##### Given entries

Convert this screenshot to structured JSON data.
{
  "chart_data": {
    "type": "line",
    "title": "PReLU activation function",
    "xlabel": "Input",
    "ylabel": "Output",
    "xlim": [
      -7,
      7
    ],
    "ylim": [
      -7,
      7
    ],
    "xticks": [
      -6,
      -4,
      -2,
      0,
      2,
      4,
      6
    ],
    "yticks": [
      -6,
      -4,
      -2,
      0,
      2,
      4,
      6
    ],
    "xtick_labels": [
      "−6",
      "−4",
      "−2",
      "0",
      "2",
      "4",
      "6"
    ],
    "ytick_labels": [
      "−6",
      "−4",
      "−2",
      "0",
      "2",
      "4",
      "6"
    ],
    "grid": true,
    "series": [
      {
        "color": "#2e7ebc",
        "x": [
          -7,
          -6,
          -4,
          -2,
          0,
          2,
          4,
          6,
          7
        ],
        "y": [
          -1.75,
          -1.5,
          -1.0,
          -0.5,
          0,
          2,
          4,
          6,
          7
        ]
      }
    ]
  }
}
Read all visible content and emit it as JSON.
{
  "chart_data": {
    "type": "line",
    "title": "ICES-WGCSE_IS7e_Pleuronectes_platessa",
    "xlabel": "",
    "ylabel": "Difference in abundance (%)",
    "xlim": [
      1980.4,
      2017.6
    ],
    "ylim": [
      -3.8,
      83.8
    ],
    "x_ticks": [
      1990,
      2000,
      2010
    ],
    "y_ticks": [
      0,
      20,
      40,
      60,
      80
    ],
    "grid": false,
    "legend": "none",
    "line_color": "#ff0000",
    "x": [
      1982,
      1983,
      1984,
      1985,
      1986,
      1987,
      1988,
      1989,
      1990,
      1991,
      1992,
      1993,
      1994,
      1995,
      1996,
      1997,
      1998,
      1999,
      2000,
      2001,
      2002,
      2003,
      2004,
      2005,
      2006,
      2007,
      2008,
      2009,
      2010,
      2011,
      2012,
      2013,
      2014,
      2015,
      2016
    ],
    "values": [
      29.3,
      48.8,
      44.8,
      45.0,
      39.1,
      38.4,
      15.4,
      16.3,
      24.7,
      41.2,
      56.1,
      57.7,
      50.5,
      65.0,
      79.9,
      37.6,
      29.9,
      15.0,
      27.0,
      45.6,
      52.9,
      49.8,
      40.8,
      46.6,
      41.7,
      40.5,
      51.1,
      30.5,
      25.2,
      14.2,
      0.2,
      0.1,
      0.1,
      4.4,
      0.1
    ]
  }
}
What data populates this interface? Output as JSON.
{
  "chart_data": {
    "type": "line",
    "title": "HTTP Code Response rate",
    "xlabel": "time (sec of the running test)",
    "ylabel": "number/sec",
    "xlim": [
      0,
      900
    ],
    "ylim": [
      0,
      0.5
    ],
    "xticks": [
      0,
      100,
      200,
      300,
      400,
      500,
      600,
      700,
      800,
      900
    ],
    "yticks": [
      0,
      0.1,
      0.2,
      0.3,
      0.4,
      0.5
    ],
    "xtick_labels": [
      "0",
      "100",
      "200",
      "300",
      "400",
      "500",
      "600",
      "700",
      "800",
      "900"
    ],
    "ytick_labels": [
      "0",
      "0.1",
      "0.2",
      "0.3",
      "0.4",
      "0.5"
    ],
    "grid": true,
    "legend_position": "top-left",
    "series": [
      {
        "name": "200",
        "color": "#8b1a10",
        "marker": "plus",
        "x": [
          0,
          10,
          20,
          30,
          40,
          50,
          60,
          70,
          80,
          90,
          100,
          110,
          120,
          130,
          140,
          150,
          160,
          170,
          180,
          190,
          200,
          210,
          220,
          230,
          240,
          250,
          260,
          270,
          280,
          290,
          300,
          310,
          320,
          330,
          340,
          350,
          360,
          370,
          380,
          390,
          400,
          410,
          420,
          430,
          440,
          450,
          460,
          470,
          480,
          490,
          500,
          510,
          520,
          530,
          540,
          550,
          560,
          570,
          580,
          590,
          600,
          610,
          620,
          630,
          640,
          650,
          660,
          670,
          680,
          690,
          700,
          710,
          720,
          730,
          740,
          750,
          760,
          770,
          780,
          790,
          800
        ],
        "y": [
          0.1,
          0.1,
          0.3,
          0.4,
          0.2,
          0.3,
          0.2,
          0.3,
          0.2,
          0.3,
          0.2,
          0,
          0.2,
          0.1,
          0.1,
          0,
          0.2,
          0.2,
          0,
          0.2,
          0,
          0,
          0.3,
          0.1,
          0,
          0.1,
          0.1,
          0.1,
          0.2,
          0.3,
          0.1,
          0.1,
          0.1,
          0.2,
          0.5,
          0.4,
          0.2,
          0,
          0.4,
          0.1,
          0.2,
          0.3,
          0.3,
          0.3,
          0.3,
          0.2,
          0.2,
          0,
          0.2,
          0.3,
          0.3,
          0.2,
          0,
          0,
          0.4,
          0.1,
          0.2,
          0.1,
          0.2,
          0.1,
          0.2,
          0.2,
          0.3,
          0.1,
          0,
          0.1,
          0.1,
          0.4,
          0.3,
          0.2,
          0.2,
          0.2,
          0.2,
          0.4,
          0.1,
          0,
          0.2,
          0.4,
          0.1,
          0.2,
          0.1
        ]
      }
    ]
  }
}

##########

Written exercise
Print every record exactly as it was given.

Task solution
Convert this screenshot to structured JSON data.
{
  "chart_data": {
    "type": "line",
    "title": "PReLU activation function",
    "xlabel": "Input",
    "ylabel": "Output",
    "xlim": [
      -7,
      7
    ],
    "ylim": [
      -7,
      7
    ],
    "xticks": [
      -6,
      -4,
      -2,
      0,
      2,
      4,
      6
    ],
    "yticks": [
      -6,
      -4,
      -2,
      0,
      2,
      4,
      6
    ],
    "xtick_labels": [
      "−6",
      "−4",
      "−2",
      "0",
      "2",
      "4",
      "6"
    ],
    "ytick_labels": [
      "−6",
      "−4",
      "−2",
      "0",
      "2",
      "4",
      "6"
    ],
    "grid": true,
    "series": [
      {
        "color": "#2e7ebc",
        "x": [
          -7,
          -6,
          -4,
          -2,
          0,
          2,
          4,
          6,
          7
        ],
        "y": [
          -1.75,
          -1.5,
          -1.0,
          -0.5,
          0,
          2,
          4,
          6,
          7
        ]
      }
    ]
  }
}
Read all visible content and emit it as JSON.
{
  "chart_data": {
    "type": "line",
    "title": "ICES-WGCSE_IS7e_Pleuronectes_platessa",
    "xlabel": "",
    "ylabel": "Difference in abundance (%)",
    "xlim": [
      1980.4,
      2017.6
    ],
    "ylim": [
      -3.8,
      83.8
    ],
    "x_ticks": [
      1990,
      2000,
      2010
    ],
    "y_ticks": [
      0,
      20,
      40,
      60,
      80
    ],
    "grid": false,
    "legend": "none",
    "line_color": "#ff0000",
    "x": [
      1982,
      1983,
      1984,
      1985,
      1986,
      1987,
      1988,
      1989,
      1990,
      1991,
      1992,
      1993,
      1994,
      1995,
      1996,
      1997,
      1998,
      1999,
      2000,
      2001,
      2002,
      2003,
      2004,
      2005,
      2006,
      2007,
      2008,
      2009,
      2010,
      2011,
      2012,
      2013,
      2014,
      2015,
      2016
    ],
    "values": [
      29.3,
      48.8,
      44.8,
      45.0,
      39.1,
      38.4,
      15.4,
      16.3,
      24.7,
      41.2,
      56.1,
      57.7,
      50.5,
      65.0,
      79.9,
      37.6,
      29.9,
      15.0,
      27.0,
      45.6,
      52.9,
      49.8,
      40.8,
      46.6,
      41.7,
      40.5,
      51.1,
      30.5,
      25.2,
      14.2,
      0.2,
      0.1,
      0.1,
      4.4,
      0.1
    ]
  }
}
What data populates this interface? Output as JSON.
{
  "chart_data": {
    "type": "line",
    "title": "HTTP Code Response rate",
    "xlabel": "time (sec of the running test)",
    "ylabel": "number/sec",
    "xlim": [
      0,
      900
    ],
    "ylim": [
      0,
      0.5
    ],
    "xticks": [
      0,
      100,
      200,
      300,
      400,
      500,
      600,
      700,
      800,
      900
    ],
    "yticks": [
      0,
      0.1,
      0.2,
      0.3,
      0.4,
      0.5
    ],
    "xtick_labels": [
      "0",
      "100",
      "200",
      "300",
      "400",
      "500",
      "600",
      "700",
      "800",
      "900"
    ],
    "ytick_labels": [
      "0",
      "0.1",
      "0.2",
      "0.3",
      "0.4",
      "0.5"
    ],
    "grid": true,
    "legend_position": "top-left",
    "series": [
      {
        "name": "200",
        "color": "#8b1a10",
        "marker": "plus",
        "x": [
          0,
          10,
          20,
          30,
          40,
          50,
          60,
          70,
          80,
          90,
          100,
          110,
          120,
          130,
          140,
          150,
          160,
          170,
          180,
          190,
          200,
          210,
          220,
          230,
          240,
          250,
          260,
          270,
          280,
          290,
          300,
          310,
          320,
          330,
          340,
          350,
          360,
          370,
          380,
          390,
          400,
          410,
          420,
          430,
          440,
          450,
          460,
          470,
          480,
          490,
          500,
          510,
          520,
          530,
          540,
          550,
          560,
          570,
          580,
          590,
          600,
          610,
          620,
          630,
          640,
          650,
          660,
          670,
          680,
          690,
          700,
          710,
          720,
          730,
          740,
          750,
          760,
          770,
          780,
          790,
          800
        ],
        "y": [
          0.1,
          0.1,
          0.3,
          0.4,
          0.2,
          0.3,
          0.2,
          0.3,
          0.2,
          0.3,
          0.2,
          0,
          0.2,
          0.1,
          0.1,
          0,
          0.2,
          0.2,
          0,
          0.2,
          0,
          0,
          0.3,
          0.1,
          0,
          0.1,
          0.1,
          0.1,
          0.2,
          0.3,
          0.1,
          0.1,
          0.1,
          0.2,
          0.5,
          0.4,
          0.2,
          0,
          0.4,
          0.1,
          0.2,
          0.3,
          0.3,
          0.3,
          0.3,
          0.2,
          0.2,
          0,
          0.2,
          0.3,
          0.3,
          0.2,
          0,
          0,
          0.4,
          0.1,
          0.2,
          0.1,
          0.2,
          0.1,
          0.2,
          0.2,
          0.3,
          0.1,
          0,
          0.1,
          0.1,
          0.4,
          0.3,
          0.2,
          0.2,
          0.2,
          0.2,
          0.4,
          0.1,
          0,
          0.2,
          0.4,
          0.1,
          0.2,
          0.1
        ]
      }
    ]
  }
}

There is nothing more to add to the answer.